- What the exercise asks -
Gather all lines containing the string "Prontuário" and copy them out.

- Task data -
▼

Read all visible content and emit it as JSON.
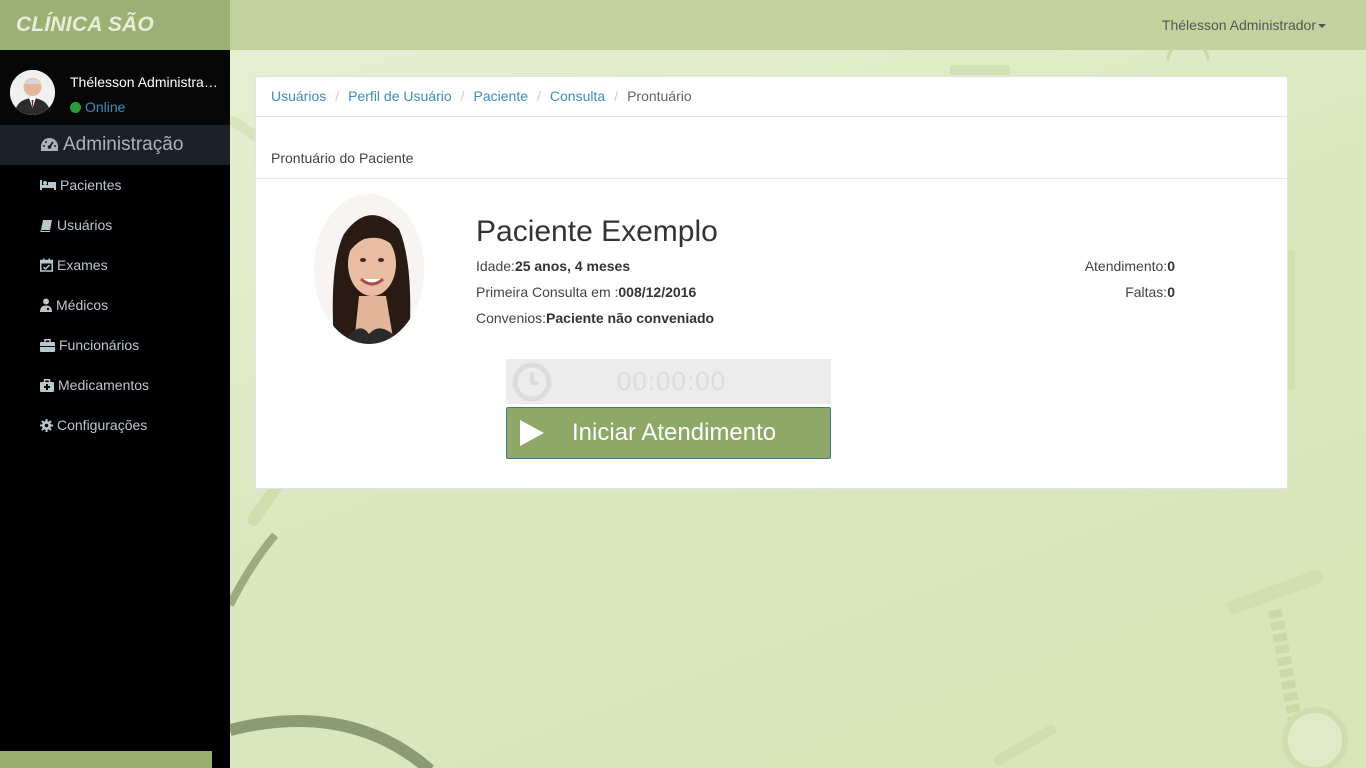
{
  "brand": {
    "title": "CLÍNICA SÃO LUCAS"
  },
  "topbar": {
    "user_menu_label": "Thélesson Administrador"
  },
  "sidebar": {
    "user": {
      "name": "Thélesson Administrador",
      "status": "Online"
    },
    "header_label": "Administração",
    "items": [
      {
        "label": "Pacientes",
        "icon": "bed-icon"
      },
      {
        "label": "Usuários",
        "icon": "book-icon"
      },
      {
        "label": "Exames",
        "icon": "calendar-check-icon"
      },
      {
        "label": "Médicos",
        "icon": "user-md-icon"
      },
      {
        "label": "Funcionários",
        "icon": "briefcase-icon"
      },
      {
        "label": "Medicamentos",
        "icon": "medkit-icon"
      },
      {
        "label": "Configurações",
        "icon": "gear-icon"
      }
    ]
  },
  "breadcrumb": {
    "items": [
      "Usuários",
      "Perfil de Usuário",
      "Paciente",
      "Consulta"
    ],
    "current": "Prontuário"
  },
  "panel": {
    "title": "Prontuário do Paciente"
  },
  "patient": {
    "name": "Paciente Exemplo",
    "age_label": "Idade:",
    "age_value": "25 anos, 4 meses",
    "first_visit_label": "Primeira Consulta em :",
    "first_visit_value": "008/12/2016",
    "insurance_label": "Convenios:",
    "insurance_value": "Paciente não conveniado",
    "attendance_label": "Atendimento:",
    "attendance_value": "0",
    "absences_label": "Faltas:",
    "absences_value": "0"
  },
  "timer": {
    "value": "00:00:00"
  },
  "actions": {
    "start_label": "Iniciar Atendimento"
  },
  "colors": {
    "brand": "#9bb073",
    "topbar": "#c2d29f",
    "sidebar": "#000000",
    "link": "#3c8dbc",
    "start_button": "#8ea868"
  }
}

▲
▼

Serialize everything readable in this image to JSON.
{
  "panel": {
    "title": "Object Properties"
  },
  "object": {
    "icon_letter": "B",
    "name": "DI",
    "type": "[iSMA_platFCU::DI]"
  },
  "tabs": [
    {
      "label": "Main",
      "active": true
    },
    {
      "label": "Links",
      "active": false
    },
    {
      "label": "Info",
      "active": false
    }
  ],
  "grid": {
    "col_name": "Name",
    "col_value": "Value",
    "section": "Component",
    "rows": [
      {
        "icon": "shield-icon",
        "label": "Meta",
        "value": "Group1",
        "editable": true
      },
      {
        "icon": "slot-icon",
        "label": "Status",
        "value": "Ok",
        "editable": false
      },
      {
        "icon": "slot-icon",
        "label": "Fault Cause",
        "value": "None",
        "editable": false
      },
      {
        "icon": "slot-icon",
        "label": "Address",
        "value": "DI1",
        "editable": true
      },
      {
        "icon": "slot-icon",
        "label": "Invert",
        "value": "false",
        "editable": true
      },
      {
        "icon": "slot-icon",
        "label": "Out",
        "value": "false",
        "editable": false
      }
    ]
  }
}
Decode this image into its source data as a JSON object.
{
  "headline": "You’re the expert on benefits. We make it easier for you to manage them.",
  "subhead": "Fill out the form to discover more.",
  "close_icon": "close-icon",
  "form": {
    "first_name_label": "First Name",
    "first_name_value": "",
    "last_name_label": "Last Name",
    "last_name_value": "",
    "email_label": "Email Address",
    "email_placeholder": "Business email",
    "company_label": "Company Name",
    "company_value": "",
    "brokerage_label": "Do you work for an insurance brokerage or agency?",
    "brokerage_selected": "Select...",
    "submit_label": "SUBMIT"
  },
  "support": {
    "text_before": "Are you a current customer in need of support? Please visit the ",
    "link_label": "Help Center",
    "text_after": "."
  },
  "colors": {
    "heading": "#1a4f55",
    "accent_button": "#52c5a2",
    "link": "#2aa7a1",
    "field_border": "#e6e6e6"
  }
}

▲

- Full answer -
    "current": "Prontuário"
    "title": "Prontuário do Paciente"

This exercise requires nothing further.